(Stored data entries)
......

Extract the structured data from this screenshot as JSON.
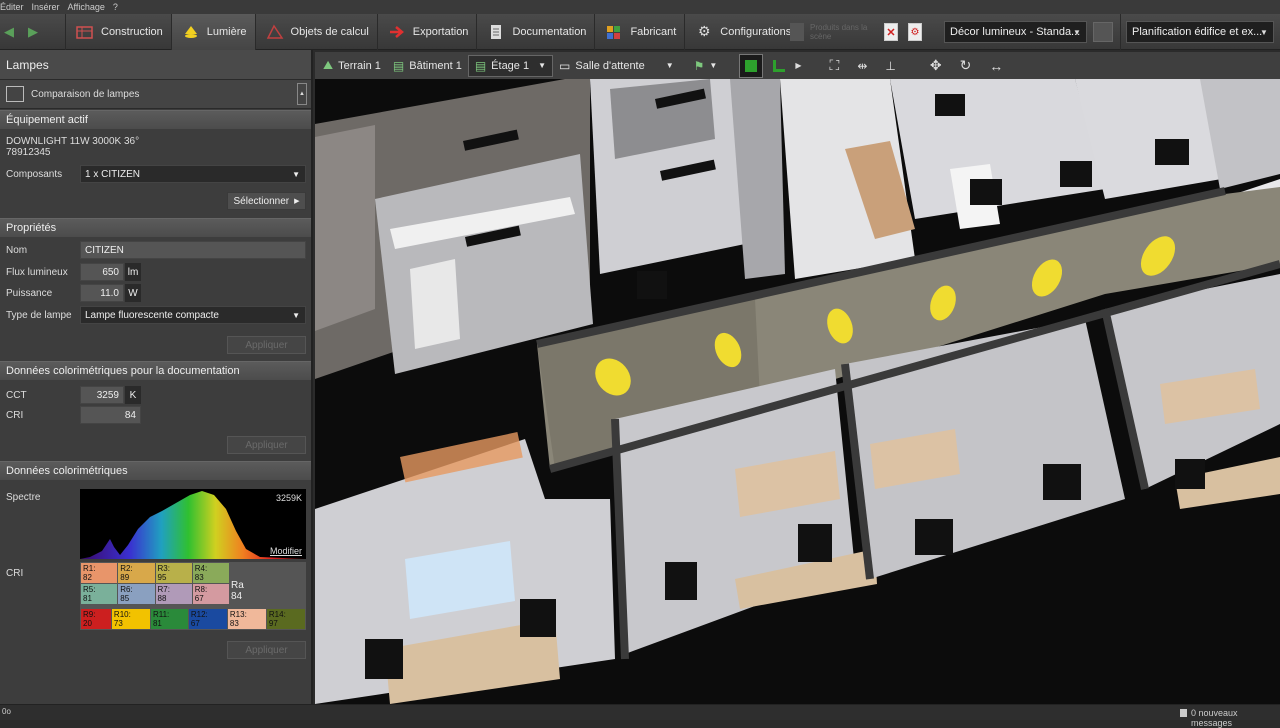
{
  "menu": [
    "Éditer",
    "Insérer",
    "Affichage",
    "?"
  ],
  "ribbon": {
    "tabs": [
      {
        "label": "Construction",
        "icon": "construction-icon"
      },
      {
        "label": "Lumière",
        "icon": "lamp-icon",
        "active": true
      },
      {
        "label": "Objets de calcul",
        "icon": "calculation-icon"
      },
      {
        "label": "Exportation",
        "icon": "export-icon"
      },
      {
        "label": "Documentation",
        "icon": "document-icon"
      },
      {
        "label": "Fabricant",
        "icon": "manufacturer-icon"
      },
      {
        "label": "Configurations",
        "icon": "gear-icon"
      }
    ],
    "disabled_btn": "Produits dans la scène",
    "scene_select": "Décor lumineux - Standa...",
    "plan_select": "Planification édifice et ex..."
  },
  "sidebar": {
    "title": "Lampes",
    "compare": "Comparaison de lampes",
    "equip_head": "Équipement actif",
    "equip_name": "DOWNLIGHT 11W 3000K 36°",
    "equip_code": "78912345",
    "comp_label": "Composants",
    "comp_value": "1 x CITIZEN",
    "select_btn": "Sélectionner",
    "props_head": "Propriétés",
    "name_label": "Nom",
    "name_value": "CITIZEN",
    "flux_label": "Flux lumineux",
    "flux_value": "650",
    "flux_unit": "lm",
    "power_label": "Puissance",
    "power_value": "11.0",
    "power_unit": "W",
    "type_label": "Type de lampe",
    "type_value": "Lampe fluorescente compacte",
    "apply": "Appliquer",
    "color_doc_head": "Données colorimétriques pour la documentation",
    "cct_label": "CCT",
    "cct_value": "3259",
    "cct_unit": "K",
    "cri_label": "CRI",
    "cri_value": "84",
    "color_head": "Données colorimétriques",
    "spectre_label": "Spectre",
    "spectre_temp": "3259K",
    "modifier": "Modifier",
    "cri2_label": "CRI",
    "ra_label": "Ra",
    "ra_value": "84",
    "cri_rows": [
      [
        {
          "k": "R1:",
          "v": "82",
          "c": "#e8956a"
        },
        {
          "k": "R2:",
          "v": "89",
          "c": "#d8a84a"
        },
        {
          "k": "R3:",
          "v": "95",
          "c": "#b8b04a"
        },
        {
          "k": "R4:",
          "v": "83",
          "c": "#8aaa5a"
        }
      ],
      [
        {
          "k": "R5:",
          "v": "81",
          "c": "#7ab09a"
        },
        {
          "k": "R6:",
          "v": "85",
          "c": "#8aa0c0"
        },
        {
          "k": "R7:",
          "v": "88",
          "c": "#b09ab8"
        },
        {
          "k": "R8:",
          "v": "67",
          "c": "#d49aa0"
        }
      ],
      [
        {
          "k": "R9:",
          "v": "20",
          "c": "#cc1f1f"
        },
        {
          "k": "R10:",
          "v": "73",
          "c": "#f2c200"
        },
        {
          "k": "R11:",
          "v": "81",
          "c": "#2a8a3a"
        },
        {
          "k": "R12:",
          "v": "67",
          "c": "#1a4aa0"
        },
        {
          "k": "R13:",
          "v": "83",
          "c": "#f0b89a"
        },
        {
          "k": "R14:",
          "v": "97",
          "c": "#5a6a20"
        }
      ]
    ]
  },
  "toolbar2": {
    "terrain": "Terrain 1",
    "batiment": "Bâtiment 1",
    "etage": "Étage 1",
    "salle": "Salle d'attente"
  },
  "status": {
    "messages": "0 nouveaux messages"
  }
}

......

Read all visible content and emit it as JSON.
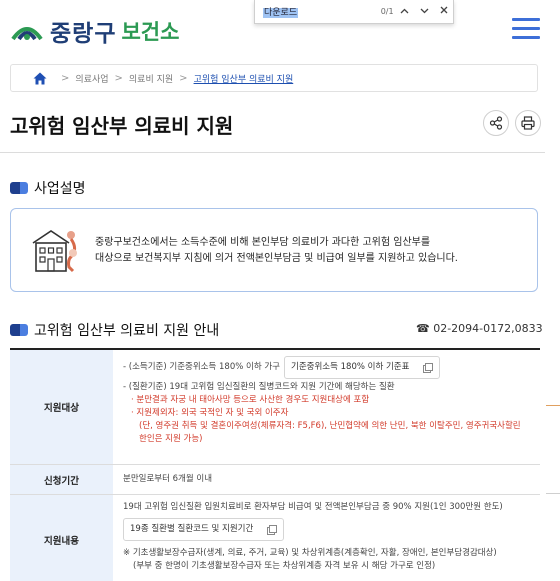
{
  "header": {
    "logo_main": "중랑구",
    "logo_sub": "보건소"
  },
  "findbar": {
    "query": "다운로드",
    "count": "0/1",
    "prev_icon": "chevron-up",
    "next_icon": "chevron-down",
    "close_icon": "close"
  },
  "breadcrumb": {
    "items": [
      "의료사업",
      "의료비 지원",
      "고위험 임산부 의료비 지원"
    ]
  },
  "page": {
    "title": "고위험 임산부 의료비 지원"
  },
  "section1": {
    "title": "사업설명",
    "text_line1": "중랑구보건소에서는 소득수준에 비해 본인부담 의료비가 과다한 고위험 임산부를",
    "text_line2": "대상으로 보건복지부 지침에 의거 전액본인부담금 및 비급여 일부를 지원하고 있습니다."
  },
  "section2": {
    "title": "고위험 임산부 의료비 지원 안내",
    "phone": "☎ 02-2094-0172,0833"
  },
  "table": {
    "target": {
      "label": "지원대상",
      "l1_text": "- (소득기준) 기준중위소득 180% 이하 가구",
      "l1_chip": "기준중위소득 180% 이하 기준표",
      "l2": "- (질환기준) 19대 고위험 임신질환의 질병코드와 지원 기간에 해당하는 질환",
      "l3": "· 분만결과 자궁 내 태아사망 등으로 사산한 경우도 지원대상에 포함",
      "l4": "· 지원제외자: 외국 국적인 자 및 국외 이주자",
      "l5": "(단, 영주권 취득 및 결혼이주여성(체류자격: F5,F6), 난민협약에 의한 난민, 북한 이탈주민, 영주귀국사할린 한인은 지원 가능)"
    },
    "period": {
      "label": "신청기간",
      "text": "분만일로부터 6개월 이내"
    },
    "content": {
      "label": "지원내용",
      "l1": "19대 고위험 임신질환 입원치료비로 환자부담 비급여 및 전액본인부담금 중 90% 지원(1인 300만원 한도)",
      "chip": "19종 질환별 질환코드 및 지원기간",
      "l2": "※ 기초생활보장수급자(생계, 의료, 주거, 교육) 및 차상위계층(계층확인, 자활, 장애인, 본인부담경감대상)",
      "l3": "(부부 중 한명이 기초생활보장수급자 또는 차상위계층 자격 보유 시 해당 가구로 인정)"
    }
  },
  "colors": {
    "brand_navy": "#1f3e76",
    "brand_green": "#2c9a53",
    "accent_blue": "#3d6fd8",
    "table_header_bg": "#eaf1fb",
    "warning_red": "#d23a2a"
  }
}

......

--- Instructions for the task ---
Reproduce every line of the listing above in which the string "기초생활보장수급자" appears.

--- Exercise answer ---
      "l2": "※ 기초생활보장수급자(생계, 의료, 주거, 교육) 및 차상위계층(계층확인, 자활, 장애인, 본인부담경감대상)",
      "l3": "(부부 중 한명이 기초생활보장수급자 또는 차상위계층 자격 보유 시 해당 가구로 인정)"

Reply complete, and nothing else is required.